■ The request ■
Copy the line with "Transcribe this image's" and all lines following it through the last line of the entries, exactly as written.

(Dataset items)

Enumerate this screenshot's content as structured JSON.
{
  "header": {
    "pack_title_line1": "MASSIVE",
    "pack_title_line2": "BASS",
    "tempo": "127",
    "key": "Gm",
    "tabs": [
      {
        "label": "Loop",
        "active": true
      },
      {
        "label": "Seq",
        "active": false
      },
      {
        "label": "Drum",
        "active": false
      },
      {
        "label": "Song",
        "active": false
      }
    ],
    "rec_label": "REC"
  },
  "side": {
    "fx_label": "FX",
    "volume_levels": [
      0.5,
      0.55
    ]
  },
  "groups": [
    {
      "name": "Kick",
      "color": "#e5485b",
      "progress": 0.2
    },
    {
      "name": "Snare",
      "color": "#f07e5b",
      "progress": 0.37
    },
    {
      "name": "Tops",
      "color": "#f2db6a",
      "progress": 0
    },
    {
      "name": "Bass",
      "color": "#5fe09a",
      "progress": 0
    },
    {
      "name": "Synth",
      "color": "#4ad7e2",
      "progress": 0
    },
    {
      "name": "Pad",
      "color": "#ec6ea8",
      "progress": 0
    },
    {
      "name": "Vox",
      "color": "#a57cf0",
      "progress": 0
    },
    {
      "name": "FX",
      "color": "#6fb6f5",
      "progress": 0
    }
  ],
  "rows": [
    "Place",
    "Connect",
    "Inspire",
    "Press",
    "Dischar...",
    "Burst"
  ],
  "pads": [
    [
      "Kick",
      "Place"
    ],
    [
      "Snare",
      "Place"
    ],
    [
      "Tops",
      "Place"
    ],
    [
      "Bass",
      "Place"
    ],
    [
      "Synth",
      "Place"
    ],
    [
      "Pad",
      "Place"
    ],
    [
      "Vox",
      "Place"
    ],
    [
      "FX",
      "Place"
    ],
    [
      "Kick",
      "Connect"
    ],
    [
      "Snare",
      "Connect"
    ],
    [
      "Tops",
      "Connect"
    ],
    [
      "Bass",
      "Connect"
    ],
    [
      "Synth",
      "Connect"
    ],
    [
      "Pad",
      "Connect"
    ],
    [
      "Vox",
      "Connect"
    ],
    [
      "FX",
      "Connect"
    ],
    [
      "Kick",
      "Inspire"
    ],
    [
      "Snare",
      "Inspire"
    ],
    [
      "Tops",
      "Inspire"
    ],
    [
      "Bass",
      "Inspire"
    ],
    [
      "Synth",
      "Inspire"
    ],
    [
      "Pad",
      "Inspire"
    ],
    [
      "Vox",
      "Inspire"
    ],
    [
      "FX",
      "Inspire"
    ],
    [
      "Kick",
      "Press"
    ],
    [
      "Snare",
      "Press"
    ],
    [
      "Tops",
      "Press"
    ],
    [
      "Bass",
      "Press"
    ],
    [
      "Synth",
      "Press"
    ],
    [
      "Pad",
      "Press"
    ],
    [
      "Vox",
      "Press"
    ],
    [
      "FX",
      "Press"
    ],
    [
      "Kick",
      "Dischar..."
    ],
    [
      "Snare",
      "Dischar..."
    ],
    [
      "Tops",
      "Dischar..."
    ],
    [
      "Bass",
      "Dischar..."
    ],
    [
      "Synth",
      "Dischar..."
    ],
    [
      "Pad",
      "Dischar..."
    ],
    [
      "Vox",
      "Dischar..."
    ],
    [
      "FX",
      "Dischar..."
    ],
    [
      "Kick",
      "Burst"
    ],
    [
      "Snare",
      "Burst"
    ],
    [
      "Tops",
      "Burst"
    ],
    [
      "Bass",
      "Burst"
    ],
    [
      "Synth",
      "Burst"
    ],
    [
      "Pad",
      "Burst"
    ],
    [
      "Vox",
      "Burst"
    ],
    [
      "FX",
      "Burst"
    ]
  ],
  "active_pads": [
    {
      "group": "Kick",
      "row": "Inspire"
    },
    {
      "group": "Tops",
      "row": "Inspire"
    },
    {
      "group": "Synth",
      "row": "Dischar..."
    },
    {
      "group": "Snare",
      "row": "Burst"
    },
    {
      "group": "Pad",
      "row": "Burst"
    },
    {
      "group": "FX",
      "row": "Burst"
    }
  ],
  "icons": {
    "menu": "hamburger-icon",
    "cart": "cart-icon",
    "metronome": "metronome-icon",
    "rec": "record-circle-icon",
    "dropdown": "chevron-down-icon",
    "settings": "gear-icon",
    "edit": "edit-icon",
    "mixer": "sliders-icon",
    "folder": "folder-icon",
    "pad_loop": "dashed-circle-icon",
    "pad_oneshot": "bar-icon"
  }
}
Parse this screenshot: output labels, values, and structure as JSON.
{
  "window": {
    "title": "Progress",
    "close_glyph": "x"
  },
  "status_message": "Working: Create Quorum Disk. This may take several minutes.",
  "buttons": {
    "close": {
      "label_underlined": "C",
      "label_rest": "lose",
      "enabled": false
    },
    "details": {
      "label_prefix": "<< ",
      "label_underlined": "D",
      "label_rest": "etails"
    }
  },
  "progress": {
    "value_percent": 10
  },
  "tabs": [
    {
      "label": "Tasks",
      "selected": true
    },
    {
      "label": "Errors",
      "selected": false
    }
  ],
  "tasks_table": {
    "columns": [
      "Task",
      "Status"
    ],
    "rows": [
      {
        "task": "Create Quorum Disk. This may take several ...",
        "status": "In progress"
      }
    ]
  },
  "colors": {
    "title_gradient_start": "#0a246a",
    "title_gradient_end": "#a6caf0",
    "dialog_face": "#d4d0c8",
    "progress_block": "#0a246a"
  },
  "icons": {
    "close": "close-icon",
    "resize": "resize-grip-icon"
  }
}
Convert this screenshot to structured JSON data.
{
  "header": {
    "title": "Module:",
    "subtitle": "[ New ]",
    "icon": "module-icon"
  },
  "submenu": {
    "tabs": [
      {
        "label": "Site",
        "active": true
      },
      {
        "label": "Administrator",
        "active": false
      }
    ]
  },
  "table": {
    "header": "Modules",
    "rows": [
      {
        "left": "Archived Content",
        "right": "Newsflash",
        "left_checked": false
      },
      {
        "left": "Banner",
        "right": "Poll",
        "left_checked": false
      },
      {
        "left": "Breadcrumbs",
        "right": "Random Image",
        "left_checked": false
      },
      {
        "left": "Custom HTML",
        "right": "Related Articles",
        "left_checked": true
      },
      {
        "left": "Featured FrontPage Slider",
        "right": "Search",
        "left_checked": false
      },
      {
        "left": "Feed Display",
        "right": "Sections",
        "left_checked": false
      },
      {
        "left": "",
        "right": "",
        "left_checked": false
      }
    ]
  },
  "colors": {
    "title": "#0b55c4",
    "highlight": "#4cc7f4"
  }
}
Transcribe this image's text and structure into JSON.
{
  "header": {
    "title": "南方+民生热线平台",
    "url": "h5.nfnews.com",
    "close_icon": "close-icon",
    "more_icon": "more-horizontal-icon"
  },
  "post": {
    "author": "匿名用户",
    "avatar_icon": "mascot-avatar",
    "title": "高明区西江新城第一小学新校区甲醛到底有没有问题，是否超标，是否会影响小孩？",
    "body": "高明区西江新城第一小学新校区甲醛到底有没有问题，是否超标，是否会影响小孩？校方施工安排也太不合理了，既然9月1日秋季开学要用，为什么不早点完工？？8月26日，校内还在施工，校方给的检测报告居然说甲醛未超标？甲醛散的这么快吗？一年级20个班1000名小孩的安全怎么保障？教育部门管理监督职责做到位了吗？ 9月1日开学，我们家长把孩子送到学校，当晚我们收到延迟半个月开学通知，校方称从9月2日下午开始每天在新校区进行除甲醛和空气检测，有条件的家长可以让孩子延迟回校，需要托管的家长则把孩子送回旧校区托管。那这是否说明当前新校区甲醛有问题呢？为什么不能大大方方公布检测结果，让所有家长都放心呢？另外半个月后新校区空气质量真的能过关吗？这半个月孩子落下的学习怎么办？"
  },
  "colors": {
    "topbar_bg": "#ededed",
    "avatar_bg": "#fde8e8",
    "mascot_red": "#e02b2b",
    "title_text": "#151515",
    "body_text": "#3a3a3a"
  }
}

■ Expected answer ■
Transcribe this image's text and structure into JSON.
{
  "header": {
    "title": "南方+民生热线平台",
    "url": "h5.nfnews.com",
    "close_icon": "close-icon",
    "more_icon": "more-horizontal-icon"
  },
  "post": {
    "author": "匿名用户",
    "avatar_icon": "mascot-avatar",
    "title": "高明区西江新城第一小学新校区甲醛到底有没有问题，是否超标，是否会影响小孩？",
    "body": "高明区西江新城第一小学新校区甲醛到底有没有问题，是否超标，是否会影响小孩？校方施工安排也太不合理了，既然9月1日秋季开学要用，为什么不早点完工？？8月26日，校内还在施工，校方给的检测报告居然说甲醛未超标？甲醛散的这么快吗？一年级20个班1000名小孩的安全怎么保障？教育部门管理监督职责做到位了吗？ 9月1日开学，我们家长把孩子送到学校，当晚我们收到延迟半个月开学通知，校方称从9月2日下午开始每天在新校区进行除甲醛和空气检测，有条件的家长可以让孩子延迟回校，需要托管的家长则把孩子送回旧校区托管。那这是否说明当前新校区甲醛有问题呢？为什么不能大大方方公布检测结果，让所有家长都放心呢？另外半个月后新校区空气质量真的能过关吗？这半个月孩子落下的学习怎么办？"
  },
  "colors": {
    "topbar_bg": "#ededed",
    "avatar_bg": "#fde8e8",
    "mascot_red": "#e02b2b",
    "title_text": "#151515",
    "body_text": "#3a3a3a"
  }
}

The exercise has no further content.